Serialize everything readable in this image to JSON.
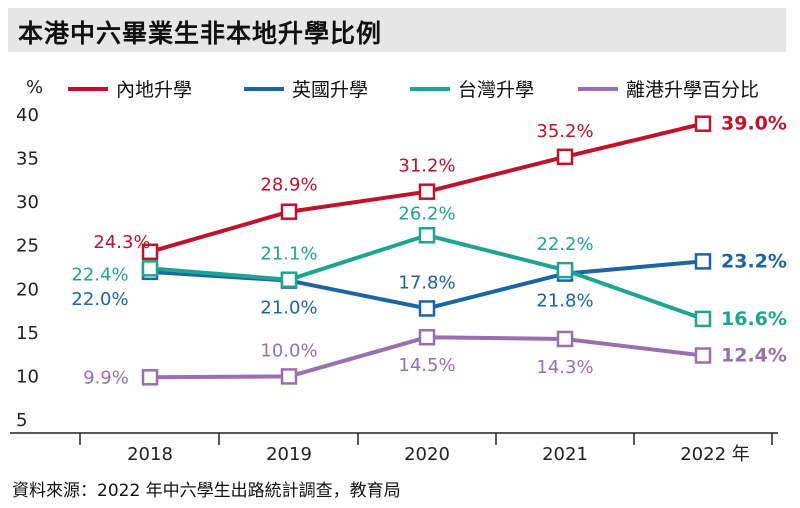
{
  "title": "本港中六畢業生非本地升學比例",
  "source": "資料來源：2022 年中六學生出路統計調查，教育局",
  "chart_data": {
    "type": "line",
    "ylabel": "%",
    "ylim": [
      5,
      40
    ],
    "yticks": [
      "5",
      "10",
      "15",
      "20",
      "25",
      "30",
      "35",
      "40"
    ],
    "categories": [
      "2018",
      "2019",
      "2020",
      "2021",
      "2022"
    ],
    "x_unit": "年",
    "legend_position": "top",
    "series": [
      {
        "name": "內地升學",
        "color": "#c0132a",
        "values": [
          24.3,
          28.9,
          31.2,
          35.2,
          39.0
        ],
        "labels": [
          "24.3%",
          "28.9%",
          "31.2%",
          "35.2%",
          "39.0%"
        ]
      },
      {
        "name": "英國升學",
        "color": "#1a64a8",
        "values": [
          22.0,
          21.0,
          17.8,
          21.8,
          23.2
        ],
        "labels": [
          "22.0%",
          "21.0%",
          "17.8%",
          "21.8%",
          "23.2%"
        ]
      },
      {
        "name": "台灣升學",
        "color": "#20a492",
        "values": [
          22.4,
          21.1,
          26.2,
          22.2,
          16.6
        ],
        "labels": [
          "22.4%",
          "21.1%",
          "26.2%",
          "22.2%",
          "16.6%"
        ]
      },
      {
        "name": "離港升學百分比",
        "color": "#9a6fb0",
        "values": [
          9.9,
          10.0,
          14.5,
          14.3,
          12.4
        ],
        "labels": [
          "9.9%",
          "10.0%",
          "14.5%",
          "14.3%",
          "12.4%"
        ]
      }
    ]
  }
}
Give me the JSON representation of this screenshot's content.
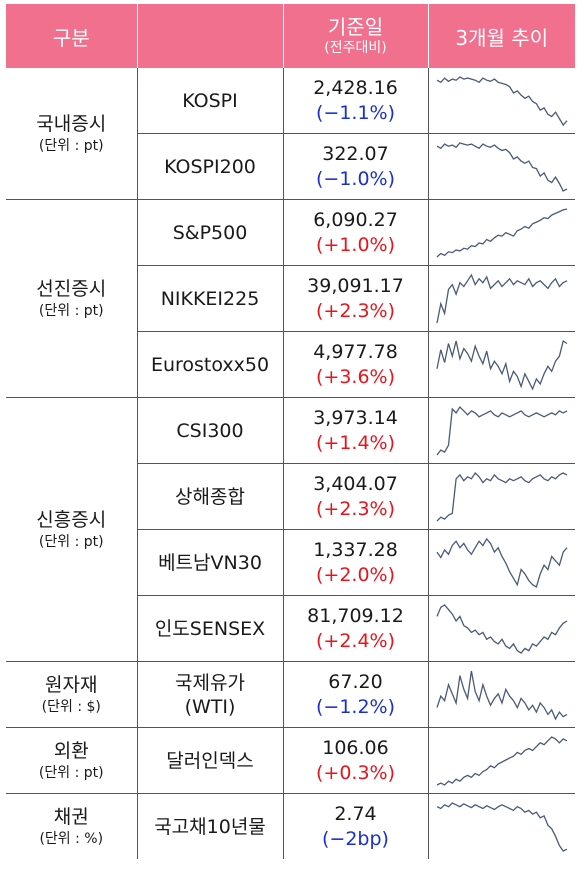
{
  "header": {
    "group_label": "구분",
    "base_label": "기준일",
    "base_sub": "(전주대비)",
    "trend_label": "3개월 추이"
  },
  "groups": {
    "domestic": {
      "name": "국내증시",
      "unit": "(단위 : pt)"
    },
    "developed": {
      "name": "선진증시",
      "unit": "(단위 : pt)"
    },
    "emerging": {
      "name": "신흥증시",
      "unit": "(단위 : pt)"
    },
    "commodity": {
      "name": "원자재",
      "unit": "(단위 : $)"
    },
    "fx": {
      "name": "외환",
      "unit": "(단위 : pt)"
    },
    "bond": {
      "name": "채권",
      "unit": "(단위 : %)"
    }
  },
  "rows": [
    {
      "name": "KOSPI",
      "value": "2,428.16",
      "change": "(−1.1%)",
      "direction": "down",
      "trend": [
        72,
        70,
        74,
        71,
        73,
        72,
        75,
        73,
        74,
        73,
        72,
        70,
        74,
        72,
        71,
        73,
        70,
        69,
        68,
        66,
        60,
        62,
        58,
        55,
        57,
        52,
        50,
        44,
        46,
        40,
        38,
        42,
        36,
        30,
        34
      ]
    },
    {
      "name": "KOSPI200",
      "value": "322.07",
      "change": "(−1.0%)",
      "direction": "down",
      "trend": [
        70,
        68,
        72,
        70,
        71,
        69,
        73,
        72,
        71,
        72,
        70,
        68,
        72,
        70,
        69,
        71,
        68,
        66,
        67,
        64,
        58,
        60,
        56,
        54,
        56,
        50,
        49,
        42,
        45,
        38,
        36,
        41,
        35,
        28,
        30
      ]
    },
    {
      "name": "S&P500",
      "value": "6,090.27",
      "change": "(+1.0%)",
      "direction": "up",
      "trend": [
        20,
        24,
        22,
        26,
        25,
        28,
        27,
        30,
        29,
        33,
        32,
        36,
        35,
        40,
        38,
        42,
        45,
        44,
        48,
        46,
        44,
        50,
        52,
        55,
        53,
        58,
        60,
        62,
        65,
        64,
        68,
        70,
        72,
        74,
        75
      ]
    },
    {
      "name": "NIKKEI225",
      "value": "39,091.17",
      "change": "(+2.3%)",
      "direction": "up",
      "trend": [
        20,
        40,
        30,
        55,
        60,
        50,
        62,
        58,
        64,
        70,
        60,
        66,
        62,
        68,
        56,
        60,
        64,
        58,
        62,
        66,
        60,
        64,
        62,
        60,
        66,
        58,
        62,
        64,
        60,
        56,
        62,
        66,
        58,
        62,
        64
      ]
    },
    {
      "name": "Eurostoxx50",
      "value": "4,977.78",
      "change": "(+3.6%)",
      "direction": "up",
      "trend": [
        40,
        55,
        45,
        60,
        50,
        62,
        48,
        56,
        52,
        46,
        58,
        50,
        44,
        54,
        40,
        46,
        42,
        36,
        44,
        30,
        38,
        34,
        26,
        36,
        30,
        24,
        32,
        28,
        36,
        42,
        38,
        46,
        50,
        62,
        60
      ]
    },
    {
      "name": "CSI300",
      "value": "3,973.14",
      "change": "(+1.4%)",
      "direction": "up",
      "trend": [
        25,
        30,
        28,
        35,
        72,
        68,
        74,
        70,
        66,
        70,
        68,
        64,
        66,
        68,
        70,
        66,
        64,
        68,
        66,
        64,
        66,
        68,
        70,
        66,
        64,
        66,
        68,
        66,
        64,
        66,
        68,
        66,
        70,
        68,
        70
      ]
    },
    {
      "name": "상해종합",
      "value": "3,404.07",
      "change": "(+2.3%)",
      "direction": "up",
      "trend": [
        22,
        26,
        24,
        28,
        30,
        66,
        70,
        64,
        68,
        66,
        72,
        68,
        62,
        66,
        64,
        70,
        66,
        64,
        62,
        66,
        64,
        66,
        68,
        64,
        62,
        66,
        68,
        70,
        66,
        64,
        68,
        66,
        70,
        72,
        70
      ]
    },
    {
      "name": "베트남VN30",
      "value": "1,337.28",
      "change": "(+2.0%)",
      "direction": "up",
      "trend": [
        60,
        55,
        62,
        58,
        66,
        70,
        64,
        68,
        62,
        58,
        64,
        70,
        66,
        72,
        68,
        60,
        64,
        56,
        50,
        42,
        36,
        30,
        44,
        40,
        34,
        30,
        28,
        40,
        48,
        44,
        56,
        52,
        48,
        60,
        64
      ]
    },
    {
      "name": "인도SENSEX",
      "value": "81,709.12",
      "change": "(+2.4%)",
      "direction": "up",
      "trend": [
        60,
        68,
        70,
        66,
        62,
        56,
        60,
        52,
        50,
        46,
        48,
        44,
        46,
        40,
        42,
        38,
        36,
        40,
        34,
        32,
        36,
        30,
        28,
        32,
        30,
        36,
        34,
        38,
        42,
        40,
        46,
        44,
        50,
        54,
        56
      ]
    },
    {
      "name": "국제유가\n(WTI)",
      "value": "67.20",
      "change": "(−1.2%)",
      "direction": "down",
      "trend": [
        40,
        50,
        46,
        60,
        52,
        44,
        68,
        56,
        48,
        72,
        54,
        46,
        60,
        50,
        42,
        48,
        52,
        44,
        56,
        50,
        46,
        40,
        48,
        44,
        38,
        42,
        36,
        44,
        40,
        34,
        38,
        30,
        36,
        32,
        34
      ]
    },
    {
      "name": "달러인덱스",
      "value": "106.06",
      "change": "(+0.3%)",
      "direction": "up",
      "trend": [
        20,
        22,
        20,
        24,
        22,
        26,
        24,
        28,
        30,
        28,
        32,
        30,
        34,
        36,
        40,
        38,
        42,
        44,
        46,
        48,
        50,
        54,
        52,
        56,
        58,
        56,
        60,
        64,
        62,
        66,
        70,
        68,
        64,
        68,
        66
      ]
    },
    {
      "name": "국고채10년물",
      "value": "2.74",
      "change": "(−2bp)",
      "direction": "down",
      "trend": [
        70,
        68,
        72,
        70,
        74,
        72,
        70,
        73,
        71,
        69,
        72,
        70,
        68,
        71,
        69,
        67,
        70,
        72,
        70,
        68,
        66,
        70,
        68,
        64,
        66,
        62,
        64,
        58,
        60,
        50,
        46,
        38,
        28,
        22,
        24
      ]
    }
  ],
  "colors": {
    "header_bg": "#f0708e",
    "up": "#e8141c",
    "down": "#1a2fd0",
    "line": "#4a5a78"
  }
}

→ **WRITTEN REQUEST**
List all lines in the material containing the string "JSON".

→ **RESULT OF THE TASK**
Serialize everything readable in this image to JSON.
Give me the JSON representation of this screenshot's content.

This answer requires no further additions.